START Extract provided

William Schwenck Gilbert was a barrister by profession, and
legal themes or incidents found their way into many of the libretti
which he wrote for his collaborative works with Sir Arthur Sullivan.
Some of the better-known examples are the song "When
I was a lad I served a term / As office boy to an attorney’s
firm" in H.M.S. Pinafore; "When I went to the
Bar as a very young man" in Iolanthe, and "All
is prepared to sealing and for signing" in The Sorcerer.
"Some seven men form an association", in the rarely-performed
Gilbert & Sullivan operetta Utopia Limited, is often quoted
by legal writers as evidence that corporate fraud was as common
100 years ago as it is today. But Trial by Jury, more
than any G & S work, demonstrates Gilbert’s knowledge of
the legal system, as well as his willingness to poke fun at
Trial by Jury is set in the Court of the Exchequer, which
was one of the three great common law courts which existed in
England until 1875 - the others being the King’s (or Queen’s)

END Extract provided

Required actions:
1 – Do these statements agree with the passage on Gilbert and the law? (a) Gilbert was a barrister by profession. (b) Utopia Limited is often performed. (c) The Court of the Exchequer existed in England until 1875. Answer yes or no for each, quoting the words of the passage that decide it.
2 – Transcribe the passage on Gilbert and the law, starting with "Some of the" and going on through "in The Sorcerer.".

START Stored data

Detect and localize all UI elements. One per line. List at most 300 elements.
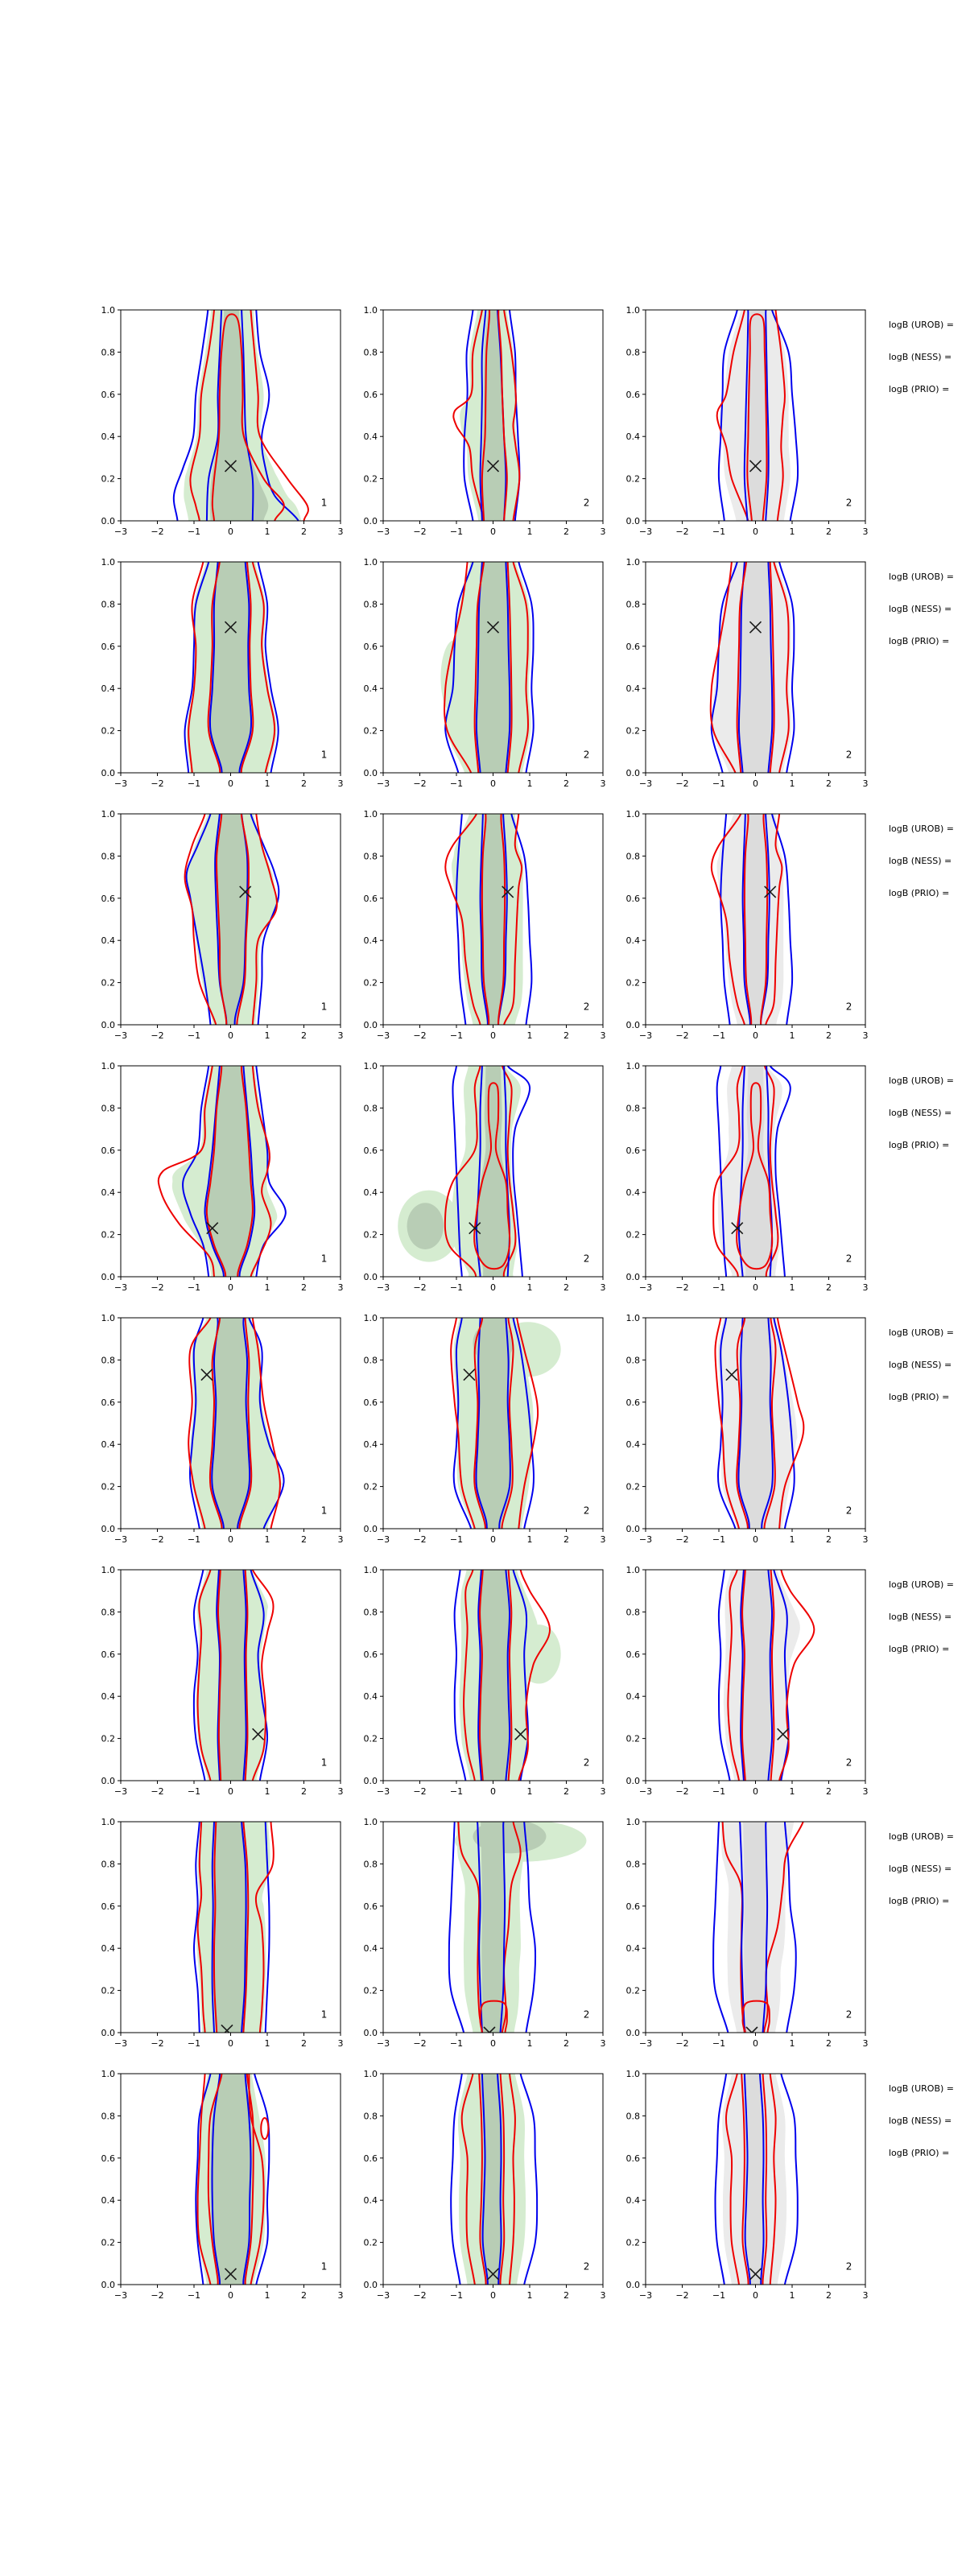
- panel-plot-area: [712, 793, 792, 1046]
- y-tick-label: 0.4: [625, 1187, 640, 1199]
- panel-plot-area: [159, 1046, 286, 1298]
- x-tick-label: 0: [753, 1030, 758, 1041]
- panel-canvas: [101, 809, 344, 1041]
- y-tick-label: 0.0: [625, 2280, 640, 2290]
- logB-annotation-row6-line2: logB (NESS) =: [889, 1612, 952, 1622]
- y-tick-label: 0.4: [363, 1187, 378, 1199]
- x-tick-label: −3: [376, 1786, 390, 1797]
- x-tick-label: 2: [301, 1030, 307, 1041]
- y-tick-label: 0.8: [101, 599, 115, 610]
- x-tick-label: 0: [490, 526, 496, 537]
- panel-plot-area: [445, 793, 531, 1046]
- x-tick-label: −3: [638, 1534, 653, 1545]
- panel-plot-area: [194, 1550, 274, 1801]
- y-tick-label: 0.0: [363, 1524, 378, 1534]
- contour-panel-r1-c1: [101, 305, 344, 537]
- x-tick-label: −3: [638, 1282, 653, 1293]
- x-tick-label: −2: [675, 1282, 689, 1293]
- x-tick-label: 2: [301, 1534, 307, 1545]
- y-tick-label: 0.2: [625, 2237, 640, 2248]
- x-tick-label: −2: [413, 1282, 427, 1293]
- y-tick-label: 0.2: [101, 977, 115, 989]
- panel-canvas: [101, 1817, 344, 2049]
- panel-id-label: 2: [583, 2260, 590, 2273]
- x-tick-label: 2: [826, 1282, 832, 1293]
- panel-plot-area: [194, 1802, 276, 2053]
- y-tick-label: 0.6: [101, 2153, 115, 2164]
- panel-canvas: [101, 1565, 344, 1797]
- y-tick-label: 0.0: [101, 2280, 115, 2290]
- x-tick-label: 3: [337, 1786, 344, 1797]
- x-tick-label: 3: [600, 1786, 606, 1797]
- panel-id-label: 1: [320, 2260, 328, 2273]
- x-tick-label: 1: [264, 1786, 270, 1797]
- panel-plot-area: [398, 1046, 530, 1297]
- y-tick-label: 0.0: [101, 516, 115, 526]
- y-tick-label: 0.2: [101, 2237, 115, 2248]
- x-tick-label: 1: [789, 778, 795, 789]
- panel-id-label: 2: [583, 1253, 590, 1265]
- logB-annotation-row6-line1: logB (UROB) =: [889, 1579, 955, 1590]
- x-tick-label: 3: [862, 526, 869, 537]
- x-tick-label: 0: [228, 526, 233, 537]
- y-tick-label: 0.8: [101, 1607, 115, 1618]
- y-tick-label: 0.8: [625, 1859, 640, 1870]
- x-tick-label: −1: [187, 2038, 201, 2049]
- panel-id-label: 2: [583, 1757, 590, 1769]
- x-tick-label: −1: [187, 1534, 201, 1545]
- y-tick-label: 0.4: [625, 1691, 640, 1703]
- y-tick-label: 0.8: [363, 347, 378, 358]
- x-tick-label: 3: [862, 778, 869, 789]
- x-tick-label: −2: [151, 778, 164, 789]
- x-tick-label: 3: [337, 2290, 344, 2301]
- x-tick-label: 0: [490, 1786, 496, 1797]
- y-tick-label: 0.6: [101, 1145, 115, 1156]
- x-tick-label: 1: [264, 1534, 270, 1545]
- x-tick-label: −1: [187, 778, 201, 789]
- panel-canvas: [363, 1565, 606, 1797]
- y-tick-label: 0.4: [101, 1943, 115, 1955]
- panel-id-label: 2: [583, 1001, 590, 1013]
- x-tick-label: 1: [789, 2038, 795, 2049]
- y-tick-label: 1.0: [625, 1061, 640, 1071]
- logB-annotation-row2-line2: logB (NESS) =: [889, 604, 952, 614]
- contour-panel-r6-c3: [625, 1565, 869, 1797]
- x-tick-label: −3: [638, 2038, 653, 2049]
- y-tick-label: 0.0: [625, 1776, 640, 1786]
- x-tick-label: −2: [151, 526, 164, 537]
- y-tick-label: 1.0: [363, 305, 378, 316]
- x-tick-label: 3: [600, 778, 606, 789]
- y-tick-label: 1.0: [363, 1565, 378, 1575]
- y-tick-label: 0.6: [101, 1901, 115, 1912]
- y-tick-label: 0.2: [101, 1733, 115, 1744]
- x-tick-label: −3: [376, 2038, 390, 2049]
- x-tick-label: 0: [490, 1534, 496, 1545]
- y-tick-label: 0.4: [625, 935, 640, 947]
- y-tick-label: 0.2: [625, 977, 640, 989]
- x-tick-label: 3: [337, 778, 344, 789]
- panel-id-label: 2: [845, 1253, 852, 1265]
- x-tick-label: 2: [301, 2290, 307, 2301]
- logB-annotation-row1-line3: logB (PRIO) =: [889, 384, 950, 394]
- x-tick-label: 1: [526, 1030, 533, 1041]
- x-tick-label: −1: [712, 2038, 726, 2049]
- x-tick-label: −2: [675, 1786, 689, 1797]
- x-tick-label: −3: [114, 526, 128, 537]
- x-tick-label: −2: [413, 526, 427, 537]
- y-tick-label: 0.2: [625, 1229, 640, 1241]
- x-tick-label: −3: [114, 1786, 128, 1797]
- logB-annotation-row7-line1: logB (UROB) =: [889, 1831, 955, 1842]
- x-tick-label: −1: [712, 2290, 726, 2301]
- x-tick-label: −1: [712, 778, 726, 789]
- y-tick-label: 0.6: [363, 1649, 378, 1660]
- x-tick-label: 3: [862, 2038, 869, 2049]
- y-tick-label: 0.4: [363, 2195, 378, 2207]
- x-tick-label: 0: [228, 778, 233, 789]
- x-tick-label: 0: [490, 2290, 496, 2301]
- y-tick-label: 1.0: [625, 2069, 640, 2079]
- y-tick-label: 1.0: [363, 1061, 378, 1071]
- y-tick-label: 0.8: [363, 1607, 378, 1618]
- y-tick-label: 0.6: [625, 1397, 640, 1408]
- y-tick-label: 0.4: [101, 683, 115, 695]
- logB-annotation-row5-line2: logB (NESS) =: [889, 1360, 952, 1370]
- y-tick-label: 0.0: [625, 1524, 640, 1534]
- y-tick-label: 1.0: [101, 2069, 115, 2079]
- x-tick-label: −1: [449, 1786, 464, 1797]
- x-tick-label: 0: [228, 1786, 233, 1797]
- x-tick-label: −3: [638, 778, 653, 789]
- y-tick-label: 0.6: [363, 1397, 378, 1408]
- y-tick-label: 0.8: [101, 347, 115, 358]
- y-tick-label: 0.0: [363, 768, 378, 778]
- y-tick-label: 0.0: [625, 768, 640, 778]
- panel-plot-area: [451, 1298, 561, 1550]
- x-tick-label: 1: [526, 778, 533, 789]
- x-tick-label: 2: [826, 1534, 832, 1545]
- y-tick-label: 0.4: [625, 683, 640, 695]
- x-tick-label: 1: [789, 1786, 795, 1797]
- panel-id-label: 2: [845, 2008, 852, 2021]
- x-tick-label: −3: [114, 2290, 128, 2301]
- y-tick-label: 0.6: [363, 1145, 378, 1156]
- y-tick-label: 0.2: [363, 473, 378, 485]
- logB-annotation-row2-line1: logB (UROB) =: [889, 572, 955, 582]
- panel-canvas: [363, 557, 606, 789]
- x-tick-label: 1: [789, 1030, 795, 1041]
- x-tick-label: 2: [564, 1282, 569, 1293]
- contour-panel-r3-c3: [625, 809, 869, 1041]
- y-tick-label: 0.6: [363, 2153, 378, 2164]
- x-tick-label: 2: [301, 1786, 307, 1797]
- y-tick-label: 1.0: [101, 557, 115, 568]
- x-tick-label: −3: [376, 526, 390, 537]
- contour-panel-r8-c2: [363, 2069, 606, 2301]
- y-tick-label: 0.8: [101, 2111, 115, 2122]
- y-tick-label: 0.2: [625, 1985, 640, 1996]
- x-tick-label: −1: [712, 526, 726, 537]
- y-tick-label: 0.8: [101, 1103, 115, 1114]
- panel-canvas: [363, 1313, 606, 1545]
- panel-plot-area: [713, 1046, 791, 1297]
- x-tick-label: −2: [413, 1030, 427, 1041]
- x-tick-label: −2: [151, 1282, 164, 1293]
- y-tick-label: 1.0: [625, 557, 640, 568]
- panel-id-label: 2: [845, 749, 852, 761]
- y-tick-label: 0.8: [625, 1103, 640, 1114]
- y-tick-label: 0.6: [363, 1901, 378, 1912]
- panel-plot-area: [713, 1802, 810, 2053]
- x-tick-label: −1: [449, 2038, 464, 2049]
- panel-canvas: [363, 809, 606, 1041]
- x-tick-label: −3: [114, 1030, 128, 1041]
- y-tick-label: 0.8: [363, 599, 378, 610]
- y-tick-label: 0.0: [625, 1272, 640, 1282]
- x-tick-label: −1: [449, 778, 464, 789]
- panel-id-label: 2: [845, 1757, 852, 1769]
- y-tick-label: 0.2: [101, 473, 115, 485]
- y-tick-label: 0.6: [625, 893, 640, 904]
- y-tick-label: 1.0: [625, 1313, 640, 1323]
- x-tick-label: 1: [264, 1282, 270, 1293]
- contour-panel-r5-c2: [363, 1313, 606, 1545]
- y-tick-label: 0.6: [101, 1397, 115, 1408]
- x-tick-label: −3: [376, 2290, 390, 2301]
- x-tick-label: −2: [675, 526, 689, 537]
- contour-panel-r2-c2: [363, 557, 606, 789]
- y-tick-label: 0.4: [363, 1439, 378, 1451]
- x-tick-label: 2: [301, 526, 307, 537]
- x-tick-label: −1: [449, 1534, 464, 1545]
- x-tick-label: 2: [826, 2038, 832, 2049]
- x-tick-label: −2: [151, 2038, 164, 2049]
- y-tick-label: 0.6: [625, 1649, 640, 1660]
- panel-id-label: 1: [320, 1505, 328, 1517]
- logB-annotation-row6-line3: logB (PRIO) =: [889, 1644, 950, 1654]
- contour-panel-r5-c1: [101, 1313, 344, 1545]
- logB-annotation-row3-line3: logB (PRIO) =: [889, 888, 950, 898]
- panel-plot-area: [717, 290, 798, 541]
- panel-canvas: [363, 305, 606, 537]
- contour-panel-r8-c1: [101, 2069, 344, 2301]
- logB-annotation-row4-line2: logB (NESS) =: [889, 1108, 952, 1118]
- y-tick-label: 0.0: [101, 1020, 115, 1030]
- x-tick-label: −1: [712, 1282, 726, 1293]
- x-tick-label: 0: [753, 1282, 758, 1293]
- y-tick-label: 1.0: [101, 1061, 115, 1071]
- panel-canvas: [625, 305, 869, 537]
- y-tick-label: 1.0: [101, 1565, 115, 1575]
- panel-canvas: [101, 2069, 344, 2301]
- y-tick-label: 1.0: [101, 1313, 115, 1323]
- logB-annotation-row7-line3: logB (PRIO) =: [889, 1896, 950, 1906]
- y-tick-label: 0.8: [625, 347, 640, 358]
- x-tick-label: −1: [187, 526, 201, 537]
- y-tick-label: 0.2: [363, 725, 378, 737]
- x-tick-label: 1: [526, 2038, 533, 2049]
- contour-panel-r4-c3: [625, 1061, 869, 1293]
- y-tick-label: 0.2: [363, 1481, 378, 1492]
- y-tick-label: 0.8: [625, 599, 640, 610]
- x-tick-label: 1: [526, 2290, 533, 2301]
- x-tick-label: 2: [301, 2038, 307, 2049]
- y-tick-label: 0.2: [101, 725, 115, 737]
- x-tick-label: −3: [376, 1282, 390, 1293]
- panel-id-label: 1: [320, 497, 328, 509]
- y-tick-label: 0.8: [363, 2111, 378, 2122]
- density-fill-inner: [213, 1802, 247, 2053]
- x-tick-label: −3: [638, 2290, 653, 2301]
- y-tick-label: 0.6: [101, 389, 115, 400]
- y-tick-label: 0.0: [101, 1272, 115, 1282]
- x-tick-label: 1: [264, 778, 270, 789]
- y-tick-label: 0.6: [101, 893, 115, 904]
- y-tick-label: 0.4: [625, 431, 640, 443]
- panel-id-label: 1: [320, 749, 328, 761]
- y-tick-label: 0.8: [101, 1859, 115, 1870]
- y-tick-label: 0.6: [625, 1145, 640, 1156]
- panel-plot-area: [449, 1802, 587, 2053]
- y-tick-label: 0.6: [625, 1901, 640, 1912]
- y-tick-label: 0.0: [363, 1272, 378, 1282]
- x-tick-label: −1: [187, 2290, 201, 2301]
- contour-panel-r3-c2: [363, 809, 606, 1041]
- panel-id-label: 2: [845, 1505, 852, 1517]
- x-tick-label: −2: [675, 1030, 689, 1041]
- contour-panel-r2-c3: [625, 557, 869, 789]
- logB-annotation-row8-line1: logB (UROB) =: [889, 2083, 955, 2094]
- y-tick-label: 0.8: [101, 1355, 115, 1366]
- x-tick-label: −1: [187, 1282, 201, 1293]
- contour-panel-r1-c2: [363, 305, 606, 537]
- y-tick-label: 1.0: [363, 1817, 378, 1827]
- logB-annotation-row7-line2: logB (NESS) =: [889, 1864, 952, 1874]
- x-tick-label: −3: [376, 1030, 390, 1041]
- y-tick-label: 0.4: [625, 1439, 640, 1451]
- logB-annotation-row2-line3: logB (PRIO) =: [889, 636, 950, 646]
- x-tick-label: 1: [526, 1534, 533, 1545]
- panel-plot-area: [453, 289, 519, 541]
- x-tick-label: −1: [449, 526, 464, 537]
- y-tick-label: 0.0: [101, 2028, 115, 2038]
- y-tick-label: 1.0: [625, 305, 640, 316]
- x-tick-label: 2: [826, 778, 832, 789]
- x-tick-label: −2: [151, 1534, 164, 1545]
- y-tick-label: 1.0: [101, 1817, 115, 1827]
- y-tick-label: 0.4: [625, 1943, 640, 1955]
- panel-plot-area: [451, 2054, 537, 2305]
- x-tick-label: −2: [675, 2038, 689, 2049]
- y-tick-label: 0.0: [363, 516, 378, 526]
- x-tick-label: −3: [376, 1534, 390, 1545]
- x-tick-label: 0: [490, 2038, 496, 2049]
- y-tick-label: 0.6: [625, 2153, 640, 2164]
- x-tick-label: −2: [413, 778, 427, 789]
- panel-plot-area: [440, 542, 533, 793]
- contour-panel-r7-c1: [101, 1817, 344, 2049]
- y-tick-label: 0.0: [625, 516, 640, 526]
- x-tick-label: −1: [712, 1786, 726, 1797]
- logB-annotation-row5-line3: logB (PRIO) =: [889, 1392, 950, 1402]
- x-tick-label: 0: [753, 778, 758, 789]
- x-tick-label: 2: [564, 2290, 569, 2301]
- x-tick-label: −2: [413, 2290, 427, 2301]
- x-tick-label: 1: [789, 2290, 795, 2301]
- x-tick-label: 3: [337, 1534, 344, 1545]
- y-tick-label: 1.0: [363, 2069, 378, 2079]
- panel-canvas: [625, 557, 869, 789]
- x-tick-label: 2: [564, 1534, 569, 1545]
- x-tick-label: 1: [789, 1282, 795, 1293]
- y-tick-label: 0.0: [363, 1020, 378, 1030]
- y-tick-label: 0.2: [363, 1985, 378, 1996]
- y-tick-label: 0.8: [363, 851, 378, 862]
- y-tick-label: 1.0: [363, 809, 378, 819]
- panel-canvas: [625, 809, 869, 1041]
- panel-canvas: [363, 1817, 606, 2049]
- x-tick-label: −1: [712, 1030, 726, 1041]
- y-tick-label: 0.6: [101, 641, 115, 652]
- panel-canvas: [625, 2069, 869, 2301]
- x-tick-label: −1: [712, 1534, 726, 1545]
- x-tick-label: −2: [413, 1786, 427, 1797]
- contour-panel-r6-c1: [101, 1565, 344, 1797]
- panel-id-label: 2: [583, 749, 590, 761]
- x-tick-label: 0: [228, 1282, 233, 1293]
- y-tick-label: 0.4: [101, 1439, 115, 1451]
- x-tick-label: −2: [151, 1030, 164, 1041]
- x-tick-label: −3: [114, 2038, 128, 2049]
- y-tick-label: 0.0: [101, 1524, 115, 1534]
- panel-plot-area: [715, 1298, 803, 1550]
- logB-annotation-row8-line2: logB (NESS) =: [889, 2116, 952, 2126]
- logB-annotation-row5-line1: logB (UROB) =: [889, 1327, 955, 1338]
- x-tick-label: 0: [753, 526, 758, 537]
- y-tick-label: 0.2: [363, 977, 378, 989]
- x-tick-label: 1: [264, 526, 270, 537]
- y-tick-label: 0.0: [101, 1776, 115, 1786]
- x-tick-label: 1: [789, 526, 795, 537]
- y-tick-label: 0.4: [363, 935, 378, 947]
- x-tick-label: 2: [826, 1786, 832, 1797]
- x-tick-label: 3: [337, 526, 344, 537]
- y-tick-label: 1.0: [363, 557, 378, 568]
- x-tick-label: −2: [675, 1534, 689, 1545]
- x-tick-label: 3: [600, 1282, 606, 1293]
- contour-panel-r4-c2: [363, 1061, 606, 1293]
- x-tick-label: 3: [600, 2038, 606, 2049]
- x-tick-label: 2: [564, 1030, 569, 1041]
- panel-canvas: [625, 1313, 869, 1545]
- panel-canvas: [101, 305, 344, 537]
- logB-annotation-row1-line1: logB (UROB) =: [889, 320, 955, 330]
- y-tick-label: 0.8: [101, 851, 115, 862]
- x-tick-label: 2: [564, 526, 569, 537]
- y-tick-label: 0.4: [101, 1691, 115, 1703]
- x-tick-label: 1: [264, 1030, 270, 1041]
- panel-canvas: [625, 1817, 869, 2049]
- y-tick-label: 0.6: [101, 1649, 115, 1660]
- x-tick-label: 3: [862, 2290, 869, 2301]
- x-tick-label: 0: [490, 778, 496, 789]
- y-tick-label: 0.8: [625, 1355, 640, 1366]
- x-tick-label: −3: [376, 778, 390, 789]
- x-tick-label: 0: [228, 2290, 233, 2301]
- density-fill-inner: [741, 1550, 773, 1801]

END Stored data

Exercise answers:
1 –
(a) Yes: "William Schwenck Gilbert was a barrister by profession"
(b) No: "in the rarely-performed Gilbert & Sullivan operetta Utopia Limited"
(c) Yes: "was one of the three great common law courts which existed in England until 1875"

2 –
Some of the better-known examples are the song "When
I was a lad I served a term / As office boy to an attorney’s
firm" in H.M.S. Pinafore; "When I went to the
Bar as a very young man" in Iolanthe, and "All
is prepared to sealing and for signing" in The Sorcerer.